**WHAT TO PRODUCE**
Every entry below must be repeated exactly; skip the pictures.

**DATA IN THIS EXERCISE**
.....

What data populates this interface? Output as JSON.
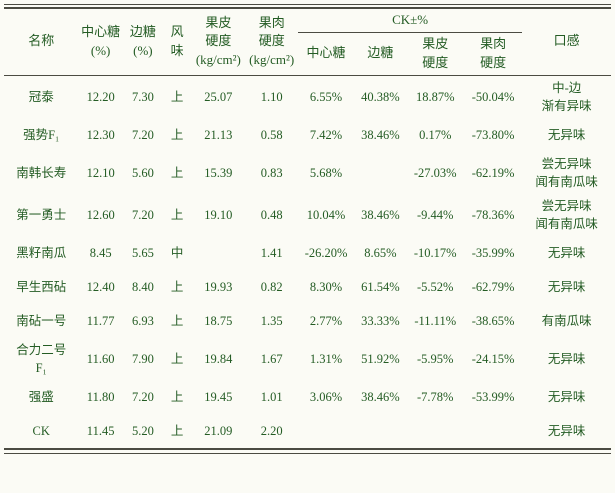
{
  "colors": {
    "text": "#245c24",
    "line": "#4b4b42",
    "background": "#fbfbf5"
  },
  "table": {
    "headers": {
      "name": "名称",
      "center_sugar": "中心糖\n(%)",
      "edge_sugar": "边糖\n(%)",
      "flavor": "风\n味",
      "rind_hardness": "果皮\n硬度\n(kg/cm²)",
      "flesh_hardness": "果肉\n硬度\n(kg/cm²)",
      "ck_group": "CK±%",
      "ck_center_sugar": "中心糖",
      "ck_edge_sugar": "边糖",
      "ck_rind_hardness": "果皮\n硬度",
      "ck_flesh_hardness": "果肉\n硬度",
      "taste": "口感"
    },
    "column_keys": [
      "center-sugar",
      "edge-sugar",
      "flavor",
      "rind-hardness",
      "flesh-hardness",
      "ck-center-sugar",
      "ck-edge-sugar",
      "ck-rind-hardness",
      "ck-flesh-hardness",
      "taste"
    ],
    "rows": [
      {
        "name": "冠泰",
        "cells": [
          "12.20",
          "7.30",
          "上",
          "25.07",
          "1.10",
          "6.55%",
          "40.38%",
          "18.87%",
          "-50.04%",
          "中-边\n渐有异味"
        ]
      },
      {
        "name": "强势F₁",
        "cells": [
          "12.30",
          "7.20",
          "上",
          "21.13",
          "0.58",
          "7.42%",
          "38.46%",
          "0.17%",
          "-73.80%",
          "无异味"
        ]
      },
      {
        "name": "南韩长寿",
        "cells": [
          "12.10",
          "5.60",
          "上",
          "15.39",
          "0.83",
          "5.68%",
          "",
          "-27.03%",
          "-62.19%",
          "尝无异味\n闻有南瓜味"
        ]
      },
      {
        "name": "第一勇士",
        "cells": [
          "12.60",
          "7.20",
          "上",
          "19.10",
          "0.48",
          "10.04%",
          "38.46%",
          "-9.44%",
          "-78.36%",
          "尝无异味\n闻有南瓜味"
        ]
      },
      {
        "name": "黑籽南瓜",
        "cells": [
          "8.45",
          "5.65",
          "中",
          "",
          "1.41",
          "-26.20%",
          "8.65%",
          "-10.17%",
          "-35.99%",
          "无异味"
        ]
      },
      {
        "name": "早生西砧",
        "cells": [
          "12.40",
          "8.40",
          "上",
          "19.93",
          "0.82",
          "8.30%",
          "61.54%",
          "-5.52%",
          "-62.79%",
          "无异味"
        ]
      },
      {
        "name": "南砧一号",
        "cells": [
          "11.77",
          "6.93",
          "上",
          "18.75",
          "1.35",
          "2.77%",
          "33.33%",
          "-11.11%",
          "-38.65%",
          "有南瓜味"
        ]
      },
      {
        "name": "合力二号\nF₁",
        "cells": [
          "11.60",
          "7.90",
          "上",
          "19.84",
          "1.67",
          "1.31%",
          "51.92%",
          "-5.95%",
          "-24.15%",
          "无异味"
        ]
      },
      {
        "name": "强盛",
        "cells": [
          "11.80",
          "7.20",
          "上",
          "19.45",
          "1.01",
          "3.06%",
          "38.46%",
          "-7.78%",
          "-53.99%",
          "无异味"
        ]
      },
      {
        "name": "CK",
        "cells": [
          "11.45",
          "5.20",
          "上",
          "21.09",
          "2.20",
          "",
          "",
          "",
          "",
          "无异味"
        ]
      }
    ]
  }
}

.....

**ANSWER TO THE TASK**
What data populates this interface? Output as JSON.
{
  "colors": {
    "text": "#245c24",
    "line": "#4b4b42",
    "background": "#fbfbf5"
  },
  "table": {
    "headers": {
      "name": "名称",
      "center_sugar": "中心糖\n(%)",
      "edge_sugar": "边糖\n(%)",
      "flavor": "风\n味",
      "rind_hardness": "果皮\n硬度\n(kg/cm²)",
      "flesh_hardness": "果肉\n硬度\n(kg/cm²)",
      "ck_group": "CK±%",
      "ck_center_sugar": "中心糖",
      "ck_edge_sugar": "边糖",
      "ck_rind_hardness": "果皮\n硬度",
      "ck_flesh_hardness": "果肉\n硬度",
      "taste": "口感"
    },
    "column_keys": [
      "center-sugar",
      "edge-sugar",
      "flavor",
      "rind-hardness",
      "flesh-hardness",
      "ck-center-sugar",
      "ck-edge-sugar",
      "ck-rind-hardness",
      "ck-flesh-hardness",
      "taste"
    ],
    "rows": [
      {
        "name": "冠泰",
        "cells": [
          "12.20",
          "7.30",
          "上",
          "25.07",
          "1.10",
          "6.55%",
          "40.38%",
          "18.87%",
          "-50.04%",
          "中-边\n渐有异味"
        ]
      },
      {
        "name": "强势F₁",
        "cells": [
          "12.30",
          "7.20",
          "上",
          "21.13",
          "0.58",
          "7.42%",
          "38.46%",
          "0.17%",
          "-73.80%",
          "无异味"
        ]
      },
      {
        "name": "南韩长寿",
        "cells": [
          "12.10",
          "5.60",
          "上",
          "15.39",
          "0.83",
          "5.68%",
          "",
          "-27.03%",
          "-62.19%",
          "尝无异味\n闻有南瓜味"
        ]
      },
      {
        "name": "第一勇士",
        "cells": [
          "12.60",
          "7.20",
          "上",
          "19.10",
          "0.48",
          "10.04%",
          "38.46%",
          "-9.44%",
          "-78.36%",
          "尝无异味\n闻有南瓜味"
        ]
      },
      {
        "name": "黑籽南瓜",
        "cells": [
          "8.45",
          "5.65",
          "中",
          "",
          "1.41",
          "-26.20%",
          "8.65%",
          "-10.17%",
          "-35.99%",
          "无异味"
        ]
      },
      {
        "name": "早生西砧",
        "cells": [
          "12.40",
          "8.40",
          "上",
          "19.93",
          "0.82",
          "8.30%",
          "61.54%",
          "-5.52%",
          "-62.79%",
          "无异味"
        ]
      },
      {
        "name": "南砧一号",
        "cells": [
          "11.77",
          "6.93",
          "上",
          "18.75",
          "1.35",
          "2.77%",
          "33.33%",
          "-11.11%",
          "-38.65%",
          "有南瓜味"
        ]
      },
      {
        "name": "合力二号\nF₁",
        "cells": [
          "11.60",
          "7.90",
          "上",
          "19.84",
          "1.67",
          "1.31%",
          "51.92%",
          "-5.95%",
          "-24.15%",
          "无异味"
        ]
      },
      {
        "name": "强盛",
        "cells": [
          "11.80",
          "7.20",
          "上",
          "19.45",
          "1.01",
          "3.06%",
          "38.46%",
          "-7.78%",
          "-53.99%",
          "无异味"
        ]
      },
      {
        "name": "CK",
        "cells": [
          "11.45",
          "5.20",
          "上",
          "21.09",
          "2.20",
          "",
          "",
          "",
          "",
          "无异味"
        ]
      }
    ]
  }
}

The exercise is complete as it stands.